Exercise prompt. Pull out every line below holding the word "placeholder".

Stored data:
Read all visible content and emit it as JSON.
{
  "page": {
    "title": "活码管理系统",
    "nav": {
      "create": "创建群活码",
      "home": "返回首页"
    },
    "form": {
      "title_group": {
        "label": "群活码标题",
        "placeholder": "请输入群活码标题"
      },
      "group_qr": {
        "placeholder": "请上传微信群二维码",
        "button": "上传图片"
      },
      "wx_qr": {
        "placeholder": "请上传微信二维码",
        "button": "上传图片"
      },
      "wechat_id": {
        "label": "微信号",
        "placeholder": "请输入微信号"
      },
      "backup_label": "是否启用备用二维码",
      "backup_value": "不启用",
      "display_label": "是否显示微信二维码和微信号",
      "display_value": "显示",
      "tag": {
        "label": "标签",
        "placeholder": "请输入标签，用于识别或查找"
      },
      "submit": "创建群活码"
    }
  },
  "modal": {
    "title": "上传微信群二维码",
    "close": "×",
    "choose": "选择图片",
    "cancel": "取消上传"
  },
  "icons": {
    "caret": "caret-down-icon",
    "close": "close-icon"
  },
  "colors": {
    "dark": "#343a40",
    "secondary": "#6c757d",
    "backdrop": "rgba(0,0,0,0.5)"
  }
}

...

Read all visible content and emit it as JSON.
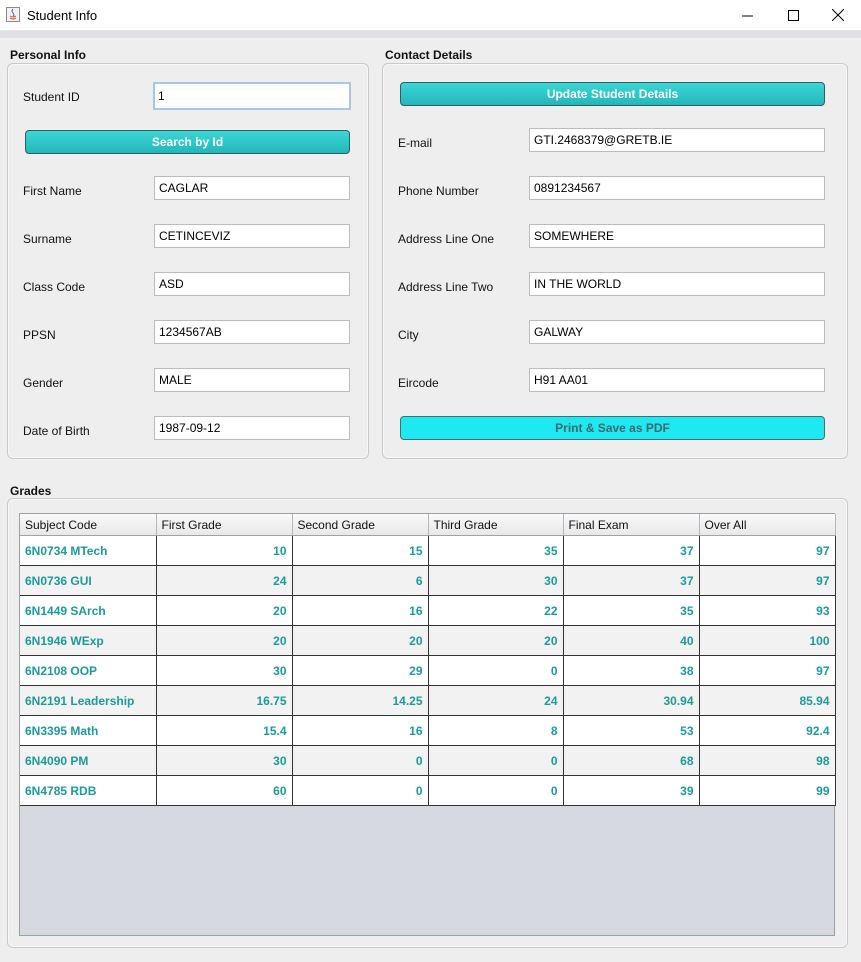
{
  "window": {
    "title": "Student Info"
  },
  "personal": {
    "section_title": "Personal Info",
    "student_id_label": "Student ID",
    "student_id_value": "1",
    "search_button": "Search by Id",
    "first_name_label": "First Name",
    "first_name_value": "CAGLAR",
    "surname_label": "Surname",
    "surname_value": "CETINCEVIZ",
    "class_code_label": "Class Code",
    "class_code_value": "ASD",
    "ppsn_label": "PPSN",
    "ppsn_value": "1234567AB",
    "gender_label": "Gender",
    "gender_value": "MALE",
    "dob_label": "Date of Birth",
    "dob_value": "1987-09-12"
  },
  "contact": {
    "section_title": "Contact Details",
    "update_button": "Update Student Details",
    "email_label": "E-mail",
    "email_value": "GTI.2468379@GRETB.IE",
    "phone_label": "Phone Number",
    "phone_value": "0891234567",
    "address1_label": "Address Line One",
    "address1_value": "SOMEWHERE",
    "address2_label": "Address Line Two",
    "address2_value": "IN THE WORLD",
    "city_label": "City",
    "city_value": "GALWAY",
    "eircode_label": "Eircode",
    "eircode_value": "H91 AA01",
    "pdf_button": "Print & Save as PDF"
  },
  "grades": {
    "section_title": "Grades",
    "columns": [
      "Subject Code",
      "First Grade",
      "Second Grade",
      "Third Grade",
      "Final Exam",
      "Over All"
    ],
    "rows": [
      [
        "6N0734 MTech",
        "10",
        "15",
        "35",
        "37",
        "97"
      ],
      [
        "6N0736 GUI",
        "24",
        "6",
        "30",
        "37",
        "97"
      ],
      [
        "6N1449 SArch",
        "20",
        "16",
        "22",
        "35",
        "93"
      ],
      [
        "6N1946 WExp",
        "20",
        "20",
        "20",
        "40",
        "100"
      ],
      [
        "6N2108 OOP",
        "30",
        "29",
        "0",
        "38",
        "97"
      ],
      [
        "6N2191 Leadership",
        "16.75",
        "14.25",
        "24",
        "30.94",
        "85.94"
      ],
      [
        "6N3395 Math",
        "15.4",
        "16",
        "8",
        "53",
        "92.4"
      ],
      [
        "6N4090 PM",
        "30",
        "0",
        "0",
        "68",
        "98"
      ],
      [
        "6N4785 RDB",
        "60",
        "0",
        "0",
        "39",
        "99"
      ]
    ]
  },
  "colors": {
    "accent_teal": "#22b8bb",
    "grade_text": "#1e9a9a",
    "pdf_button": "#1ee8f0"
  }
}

Task answer.
        "placeholder": "请输入群活码标题"
        "placeholder": "请上传微信群二维码",
        "placeholder": "请上传微信二维码",
        "placeholder": "请输入微信号"
        "placeholder": "请输入标签，用于识别或查找"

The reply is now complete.